#### REQUIRED WORK:
Reproduce the data in its entirety, exactly as supplied.

(Dataset items)
◆ ◆ ◆ ◆ ◆ ◆ ◆
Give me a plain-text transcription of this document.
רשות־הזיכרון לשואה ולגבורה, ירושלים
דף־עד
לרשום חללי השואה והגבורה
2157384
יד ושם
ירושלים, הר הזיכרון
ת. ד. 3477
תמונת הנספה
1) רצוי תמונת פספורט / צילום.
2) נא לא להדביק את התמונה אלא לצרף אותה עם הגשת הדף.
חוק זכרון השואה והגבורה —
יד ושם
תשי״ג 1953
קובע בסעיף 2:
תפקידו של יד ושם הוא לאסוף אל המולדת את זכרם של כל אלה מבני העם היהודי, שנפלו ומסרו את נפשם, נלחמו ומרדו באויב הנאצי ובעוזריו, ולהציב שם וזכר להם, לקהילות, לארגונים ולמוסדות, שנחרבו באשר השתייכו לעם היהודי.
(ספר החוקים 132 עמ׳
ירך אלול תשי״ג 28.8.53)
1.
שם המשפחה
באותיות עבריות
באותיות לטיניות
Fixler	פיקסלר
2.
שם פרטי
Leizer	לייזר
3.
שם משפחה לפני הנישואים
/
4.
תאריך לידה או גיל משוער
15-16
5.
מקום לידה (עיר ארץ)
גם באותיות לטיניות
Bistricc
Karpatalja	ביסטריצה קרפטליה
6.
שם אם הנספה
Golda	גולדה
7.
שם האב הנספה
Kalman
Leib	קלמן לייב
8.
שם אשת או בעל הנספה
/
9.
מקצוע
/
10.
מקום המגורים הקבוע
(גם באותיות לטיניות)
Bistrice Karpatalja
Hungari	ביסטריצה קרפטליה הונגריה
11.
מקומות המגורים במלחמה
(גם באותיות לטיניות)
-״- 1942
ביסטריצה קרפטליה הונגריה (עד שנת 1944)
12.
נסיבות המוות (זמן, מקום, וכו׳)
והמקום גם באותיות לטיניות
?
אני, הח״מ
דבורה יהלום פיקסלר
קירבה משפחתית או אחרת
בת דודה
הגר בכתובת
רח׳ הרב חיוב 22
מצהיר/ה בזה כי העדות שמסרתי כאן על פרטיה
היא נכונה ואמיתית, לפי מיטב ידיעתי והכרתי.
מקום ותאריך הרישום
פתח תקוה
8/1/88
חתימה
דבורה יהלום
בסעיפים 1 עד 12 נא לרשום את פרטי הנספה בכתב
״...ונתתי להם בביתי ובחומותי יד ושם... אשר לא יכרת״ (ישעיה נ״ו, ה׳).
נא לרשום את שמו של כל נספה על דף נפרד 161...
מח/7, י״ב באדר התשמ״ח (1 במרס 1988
◆ ◆ ◆ ◆ ◆ ◆ ◆
#### SOLUTION FOR THIS TASK:
Give me a plain-text transcription of this document.
רשות־הזיכרון לשואה ולגבורה, ירושלים
דף־עד
לרשום חללי השואה והגבורה
2157384
יד ושם
ירושלים, הר הזיכרון
ת. ד. 3477
תמונת הנספה
1) רצוי תמונת פספורט / צילום.
2) נא לא להדביק את התמונה אלא לצרף אותה עם הגשת הדף.
חוק זכרון השואה והגבורה —
יד ושם
תשי״ג 1953
קובע בסעיף 2:
תפקידו של יד ושם הוא לאסוף אל המולדת את זכרם של כל אלה מבני העם היהודי, שנפלו ומסרו את נפשם, נלחמו ומרדו באויב הנאצי ובעוזריו, ולהציב שם וזכר להם, לקהילות, לארגונים ולמוסדות, שנחרבו באשר השתייכו לעם היהודי.
(ספר החוקים 132 עמ׳
ירך אלול תשי״ג 28.8.53)
1.
שם המשפחה
באותיות עבריות
באותיות לטיניות
Fixler	פיקסלר
2.
שם פרטי
Leizer	לייזר
3.
שם משפחה לפני הנישואים
/
4.
תאריך לידה או גיל משוער
15-16
5.
מקום לידה (עיר ארץ)
גם באותיות לטיניות
Bistricc
Karpatalja	ביסטריצה קרפטליה
6.
שם אם הנספה
Golda	גולדה
7.
שם האב הנספה
Kalman
Leib	קלמן לייב
8.
שם אשת או בעל הנספה
/
9.
מקצוע
/
10.
מקום המגורים הקבוע
(גם באותיות לטיניות)
Bistrice Karpatalja
Hungari	ביסטריצה קרפטליה הונגריה
11.
מקומות המגורים במלחמה
(גם באותיות לטיניות)
-״- 1942
ביסטריצה קרפטליה הונגריה (עד שנת 1944)
12.
נסיבות המוות (זמן, מקום, וכו׳)
והמקום גם באותיות לטיניות
?
אני, הח״מ
דבורה יהלום פיקסלר
קירבה משפחתית או אחרת
בת דודה
הגר בכתובת
רח׳ הרב חיוב 22
מצהיר/ה בזה כי העדות שמסרתי כאן על פרטיה
היא נכונה ואמיתית, לפי מיטב ידיעתי והכרתי.
מקום ותאריך הרישום
פתח תקוה
8/1/88
חתימה
דבורה יהלום
בסעיפים 1 עד 12 נא לרשום את פרטי הנספה בכתב
״...ונתתי להם בביתי ובחומותי יד ושם... אשר לא יכרת״ (ישעיה נ״ו, ה׳).
נא לרשום את שמו של כל נספה על דף נפרד 161...
מח/7, י״ב באדר התשמ״ח (1 במרס 1988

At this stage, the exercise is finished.